— Start RECORD EXTRACTS —
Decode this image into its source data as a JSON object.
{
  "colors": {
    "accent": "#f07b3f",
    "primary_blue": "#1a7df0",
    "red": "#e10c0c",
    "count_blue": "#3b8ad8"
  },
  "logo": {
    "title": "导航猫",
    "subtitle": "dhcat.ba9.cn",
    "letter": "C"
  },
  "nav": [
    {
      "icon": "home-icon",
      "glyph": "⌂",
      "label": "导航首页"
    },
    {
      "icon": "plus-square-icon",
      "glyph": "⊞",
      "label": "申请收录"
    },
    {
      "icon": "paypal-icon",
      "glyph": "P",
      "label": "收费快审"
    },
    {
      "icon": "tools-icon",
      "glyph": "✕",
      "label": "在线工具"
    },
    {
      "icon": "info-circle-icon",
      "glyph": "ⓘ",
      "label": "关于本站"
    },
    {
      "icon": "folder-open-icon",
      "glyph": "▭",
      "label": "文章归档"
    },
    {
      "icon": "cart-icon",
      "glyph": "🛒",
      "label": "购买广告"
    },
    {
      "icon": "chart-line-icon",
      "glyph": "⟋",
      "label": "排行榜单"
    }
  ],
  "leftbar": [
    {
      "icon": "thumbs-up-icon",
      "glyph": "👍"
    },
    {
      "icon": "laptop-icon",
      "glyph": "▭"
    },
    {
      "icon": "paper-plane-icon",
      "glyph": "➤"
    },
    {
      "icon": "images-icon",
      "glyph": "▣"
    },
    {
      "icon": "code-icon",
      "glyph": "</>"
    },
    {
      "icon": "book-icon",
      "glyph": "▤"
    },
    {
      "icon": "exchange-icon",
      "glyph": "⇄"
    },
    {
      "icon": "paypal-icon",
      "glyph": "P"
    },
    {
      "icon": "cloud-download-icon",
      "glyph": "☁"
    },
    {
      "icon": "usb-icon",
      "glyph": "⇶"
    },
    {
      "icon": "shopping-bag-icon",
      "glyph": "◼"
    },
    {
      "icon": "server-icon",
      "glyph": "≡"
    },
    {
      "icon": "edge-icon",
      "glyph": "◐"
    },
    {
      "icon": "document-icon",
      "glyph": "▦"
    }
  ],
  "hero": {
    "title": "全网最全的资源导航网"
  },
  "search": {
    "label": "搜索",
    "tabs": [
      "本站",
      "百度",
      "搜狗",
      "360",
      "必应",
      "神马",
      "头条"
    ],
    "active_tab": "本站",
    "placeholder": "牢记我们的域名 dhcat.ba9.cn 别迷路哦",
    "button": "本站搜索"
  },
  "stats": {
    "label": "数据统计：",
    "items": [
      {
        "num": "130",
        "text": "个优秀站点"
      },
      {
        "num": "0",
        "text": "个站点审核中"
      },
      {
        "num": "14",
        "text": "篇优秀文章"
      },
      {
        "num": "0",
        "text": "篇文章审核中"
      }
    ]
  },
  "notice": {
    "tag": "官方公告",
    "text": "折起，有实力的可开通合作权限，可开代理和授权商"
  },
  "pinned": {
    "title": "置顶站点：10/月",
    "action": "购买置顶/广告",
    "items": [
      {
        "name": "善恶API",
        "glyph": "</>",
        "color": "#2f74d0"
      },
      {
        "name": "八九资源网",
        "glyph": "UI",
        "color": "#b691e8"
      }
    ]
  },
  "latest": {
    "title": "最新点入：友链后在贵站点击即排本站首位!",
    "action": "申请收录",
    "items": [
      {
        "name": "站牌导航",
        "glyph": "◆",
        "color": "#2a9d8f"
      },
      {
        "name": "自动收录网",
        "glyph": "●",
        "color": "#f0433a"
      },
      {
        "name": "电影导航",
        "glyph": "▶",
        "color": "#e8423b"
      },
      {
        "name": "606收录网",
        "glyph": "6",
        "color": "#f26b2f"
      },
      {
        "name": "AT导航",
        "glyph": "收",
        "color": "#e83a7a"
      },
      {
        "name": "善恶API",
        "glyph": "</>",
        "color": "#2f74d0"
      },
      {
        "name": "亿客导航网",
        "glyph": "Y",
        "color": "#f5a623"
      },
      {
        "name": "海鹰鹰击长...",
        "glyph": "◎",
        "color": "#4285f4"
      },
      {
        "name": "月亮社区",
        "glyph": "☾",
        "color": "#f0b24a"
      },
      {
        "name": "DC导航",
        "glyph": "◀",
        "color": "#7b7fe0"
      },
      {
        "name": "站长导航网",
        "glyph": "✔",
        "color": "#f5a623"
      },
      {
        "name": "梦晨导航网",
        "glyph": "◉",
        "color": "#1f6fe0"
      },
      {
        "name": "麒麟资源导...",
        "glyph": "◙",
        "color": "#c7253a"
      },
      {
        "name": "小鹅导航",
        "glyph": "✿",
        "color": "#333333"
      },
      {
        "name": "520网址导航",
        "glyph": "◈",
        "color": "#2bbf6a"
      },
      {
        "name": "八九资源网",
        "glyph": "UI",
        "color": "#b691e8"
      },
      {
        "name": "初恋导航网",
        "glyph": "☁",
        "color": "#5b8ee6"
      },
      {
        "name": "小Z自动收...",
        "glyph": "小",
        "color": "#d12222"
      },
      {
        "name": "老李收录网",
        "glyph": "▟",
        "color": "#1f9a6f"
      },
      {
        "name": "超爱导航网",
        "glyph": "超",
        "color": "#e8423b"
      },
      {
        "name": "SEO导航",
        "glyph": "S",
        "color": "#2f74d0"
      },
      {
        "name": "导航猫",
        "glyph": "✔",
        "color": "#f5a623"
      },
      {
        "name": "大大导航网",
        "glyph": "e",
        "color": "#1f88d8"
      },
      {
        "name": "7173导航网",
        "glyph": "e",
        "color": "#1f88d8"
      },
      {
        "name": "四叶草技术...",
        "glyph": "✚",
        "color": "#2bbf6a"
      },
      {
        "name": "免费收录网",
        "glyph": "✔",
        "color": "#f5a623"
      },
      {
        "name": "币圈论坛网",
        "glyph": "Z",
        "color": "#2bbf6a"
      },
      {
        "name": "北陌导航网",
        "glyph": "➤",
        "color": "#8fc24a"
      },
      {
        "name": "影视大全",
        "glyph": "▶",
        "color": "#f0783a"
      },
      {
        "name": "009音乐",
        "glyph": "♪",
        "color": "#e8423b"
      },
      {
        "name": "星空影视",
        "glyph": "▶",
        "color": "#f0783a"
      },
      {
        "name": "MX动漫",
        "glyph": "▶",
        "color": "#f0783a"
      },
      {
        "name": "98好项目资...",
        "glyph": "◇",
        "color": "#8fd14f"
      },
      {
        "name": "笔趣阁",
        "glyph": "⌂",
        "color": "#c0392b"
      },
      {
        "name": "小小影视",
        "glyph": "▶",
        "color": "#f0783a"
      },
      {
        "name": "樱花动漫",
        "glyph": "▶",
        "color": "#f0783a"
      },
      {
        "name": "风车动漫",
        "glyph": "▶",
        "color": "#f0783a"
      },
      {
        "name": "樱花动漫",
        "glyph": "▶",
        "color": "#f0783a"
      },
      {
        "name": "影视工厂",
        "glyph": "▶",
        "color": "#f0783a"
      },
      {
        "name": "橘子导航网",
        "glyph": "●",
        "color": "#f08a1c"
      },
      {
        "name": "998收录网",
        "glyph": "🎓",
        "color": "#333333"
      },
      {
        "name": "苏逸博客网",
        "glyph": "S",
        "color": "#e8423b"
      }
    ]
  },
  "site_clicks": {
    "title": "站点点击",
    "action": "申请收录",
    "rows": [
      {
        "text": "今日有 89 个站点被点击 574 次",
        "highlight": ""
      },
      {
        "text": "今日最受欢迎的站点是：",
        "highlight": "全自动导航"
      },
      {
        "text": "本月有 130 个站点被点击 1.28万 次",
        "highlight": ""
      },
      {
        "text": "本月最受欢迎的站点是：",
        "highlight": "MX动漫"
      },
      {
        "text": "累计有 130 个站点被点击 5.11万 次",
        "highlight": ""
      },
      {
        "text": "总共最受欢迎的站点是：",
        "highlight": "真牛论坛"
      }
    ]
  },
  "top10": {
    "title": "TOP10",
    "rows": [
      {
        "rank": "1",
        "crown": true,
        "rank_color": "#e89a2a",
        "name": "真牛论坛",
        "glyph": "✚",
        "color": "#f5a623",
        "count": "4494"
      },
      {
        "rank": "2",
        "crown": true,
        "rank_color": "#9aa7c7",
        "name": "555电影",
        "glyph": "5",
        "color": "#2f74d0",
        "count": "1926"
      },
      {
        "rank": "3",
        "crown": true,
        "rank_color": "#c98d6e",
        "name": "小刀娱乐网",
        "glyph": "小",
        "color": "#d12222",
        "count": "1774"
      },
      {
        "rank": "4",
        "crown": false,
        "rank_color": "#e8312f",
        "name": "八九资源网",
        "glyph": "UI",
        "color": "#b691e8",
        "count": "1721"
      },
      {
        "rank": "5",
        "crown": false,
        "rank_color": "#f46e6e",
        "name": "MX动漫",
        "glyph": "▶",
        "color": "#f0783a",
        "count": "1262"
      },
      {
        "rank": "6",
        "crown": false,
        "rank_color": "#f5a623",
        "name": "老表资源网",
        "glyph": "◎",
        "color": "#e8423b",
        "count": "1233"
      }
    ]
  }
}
— End RECORD EXTRACTS —
● AIM OF THE EXERCISE: Of the lines in this data, how many contain "dhcat"? Reply with only the number.

● ANSWER IN FULL: 2